DATA:
(begin)

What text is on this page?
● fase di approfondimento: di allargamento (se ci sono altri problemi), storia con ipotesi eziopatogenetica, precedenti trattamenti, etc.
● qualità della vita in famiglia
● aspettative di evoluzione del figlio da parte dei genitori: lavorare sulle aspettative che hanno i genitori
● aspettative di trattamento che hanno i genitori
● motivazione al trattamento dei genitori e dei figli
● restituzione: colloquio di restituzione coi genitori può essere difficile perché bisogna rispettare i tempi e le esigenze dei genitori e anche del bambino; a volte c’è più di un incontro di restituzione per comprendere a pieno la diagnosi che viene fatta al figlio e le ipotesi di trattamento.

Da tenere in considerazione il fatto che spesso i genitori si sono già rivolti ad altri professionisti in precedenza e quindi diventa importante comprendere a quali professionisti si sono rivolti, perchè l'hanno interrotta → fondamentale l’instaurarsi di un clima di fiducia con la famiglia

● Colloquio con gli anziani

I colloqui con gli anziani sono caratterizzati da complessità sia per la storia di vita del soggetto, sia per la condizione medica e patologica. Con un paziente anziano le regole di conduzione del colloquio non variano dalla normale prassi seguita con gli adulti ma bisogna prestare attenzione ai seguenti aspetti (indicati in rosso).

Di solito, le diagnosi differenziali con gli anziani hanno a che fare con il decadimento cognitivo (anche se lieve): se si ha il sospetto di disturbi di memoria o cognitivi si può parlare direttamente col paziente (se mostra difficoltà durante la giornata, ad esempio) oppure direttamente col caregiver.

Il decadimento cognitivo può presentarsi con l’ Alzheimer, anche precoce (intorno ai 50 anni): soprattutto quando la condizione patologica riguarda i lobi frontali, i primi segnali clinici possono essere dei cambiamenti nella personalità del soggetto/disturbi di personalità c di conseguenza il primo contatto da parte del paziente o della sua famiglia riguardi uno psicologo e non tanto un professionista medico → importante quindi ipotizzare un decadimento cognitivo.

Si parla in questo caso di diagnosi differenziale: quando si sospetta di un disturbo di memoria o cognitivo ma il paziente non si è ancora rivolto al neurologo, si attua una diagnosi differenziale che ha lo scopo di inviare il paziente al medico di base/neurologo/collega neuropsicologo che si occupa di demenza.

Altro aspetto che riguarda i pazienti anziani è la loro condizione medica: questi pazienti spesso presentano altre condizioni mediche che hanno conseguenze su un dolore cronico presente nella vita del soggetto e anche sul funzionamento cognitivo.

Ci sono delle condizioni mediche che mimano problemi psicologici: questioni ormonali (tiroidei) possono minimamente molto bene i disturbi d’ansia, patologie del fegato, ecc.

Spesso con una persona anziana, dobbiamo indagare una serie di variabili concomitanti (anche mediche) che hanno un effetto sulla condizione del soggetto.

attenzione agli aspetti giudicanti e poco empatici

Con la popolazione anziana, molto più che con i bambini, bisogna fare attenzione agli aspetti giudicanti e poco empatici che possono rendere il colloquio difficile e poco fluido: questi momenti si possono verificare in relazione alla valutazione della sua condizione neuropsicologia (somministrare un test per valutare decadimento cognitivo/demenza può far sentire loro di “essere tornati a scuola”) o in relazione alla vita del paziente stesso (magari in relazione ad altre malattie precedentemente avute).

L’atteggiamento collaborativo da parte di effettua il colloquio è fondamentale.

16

(end)

EXERCISE DESCRIPTION: Could you transcribe the records in full, exactly?

PROBLEM SOLUTION:
What text is on this page?
● fase di approfondimento: di allargamento (se ci sono altri problemi), storia con ipotesi eziopatogenetica, precedenti trattamenti, etc.
● qualità della vita in famiglia
● aspettative di evoluzione del figlio da parte dei genitori: lavorare sulle aspettative che hanno i genitori
● aspettative di trattamento che hanno i genitori
● motivazione al trattamento dei genitori e dei figli
● restituzione: colloquio di restituzione coi genitori può essere difficile perché bisogna rispettare i tempi e le esigenze dei genitori e anche del bambino; a volte c’è più di un incontro di restituzione per comprendere a pieno la diagnosi che viene fatta al figlio e le ipotesi di trattamento.

Da tenere in considerazione il fatto che spesso i genitori si sono già rivolti ad altri professionisti in precedenza e quindi diventa importante comprendere a quali professionisti si sono rivolti, perchè l'hanno interrotta → fondamentale l’instaurarsi di un clima di fiducia con la famiglia

● Colloquio con gli anziani

I colloqui con gli anziani sono caratterizzati da complessità sia per la storia di vita del soggetto, sia per la condizione medica e patologica. Con un paziente anziano le regole di conduzione del colloquio non variano dalla normale prassi seguita con gli adulti ma bisogna prestare attenzione ai seguenti aspetti (indicati in rosso).

Di solito, le diagnosi differenziali con gli anziani hanno a che fare con il decadimento cognitivo (anche se lieve): se si ha il sospetto di disturbi di memoria o cognitivi si può parlare direttamente col paziente (se mostra difficoltà durante la giornata, ad esempio) oppure direttamente col caregiver.

Il decadimento cognitivo può presentarsi con l’ Alzheimer, anche precoce (intorno ai 50 anni): soprattutto quando la condizione patologica riguarda i lobi frontali, i primi segnali clinici possono essere dei cambiamenti nella personalità del soggetto/disturbi di personalità c di conseguenza il primo contatto da parte del paziente o della sua famiglia riguardi uno psicologo e non tanto un professionista medico → importante quindi ipotizzare un decadimento cognitivo.

Si parla in questo caso di diagnosi differenziale: quando si sospetta di un disturbo di memoria o cognitivo ma il paziente non si è ancora rivolto al neurologo, si attua una diagnosi differenziale che ha lo scopo di inviare il paziente al medico di base/neurologo/collega neuropsicologo che si occupa di demenza.

Altro aspetto che riguarda i pazienti anziani è la loro condizione medica: questi pazienti spesso presentano altre condizioni mediche che hanno conseguenze su un dolore cronico presente nella vita del soggetto e anche sul funzionamento cognitivo.

Ci sono delle condizioni mediche che mimano problemi psicologici: questioni ormonali (tiroidei) possono minimamente molto bene i disturbi d’ansia, patologie del fegato, ecc.

Spesso con una persona anziana, dobbiamo indagare una serie di variabili concomitanti (anche mediche) che hanno un effetto sulla condizione del soggetto.

attenzione agli aspetti giudicanti e poco empatici

Con la popolazione anziana, molto più che con i bambini, bisogna fare attenzione agli aspetti giudicanti e poco empatici che possono rendere il colloquio difficile e poco fluido: questi momenti si possono verificare in relazione alla valutazione della sua condizione neuropsicologia (somministrare un test per valutare decadimento cognitivo/demenza può far sentire loro di “essere tornati a scuola”) o in relazione alla vita del paziente stesso (magari in relazione ad altre malattie precedentemente avute).

L’atteggiamento collaborativo da parte di effettua il colloquio è fondamentale.

16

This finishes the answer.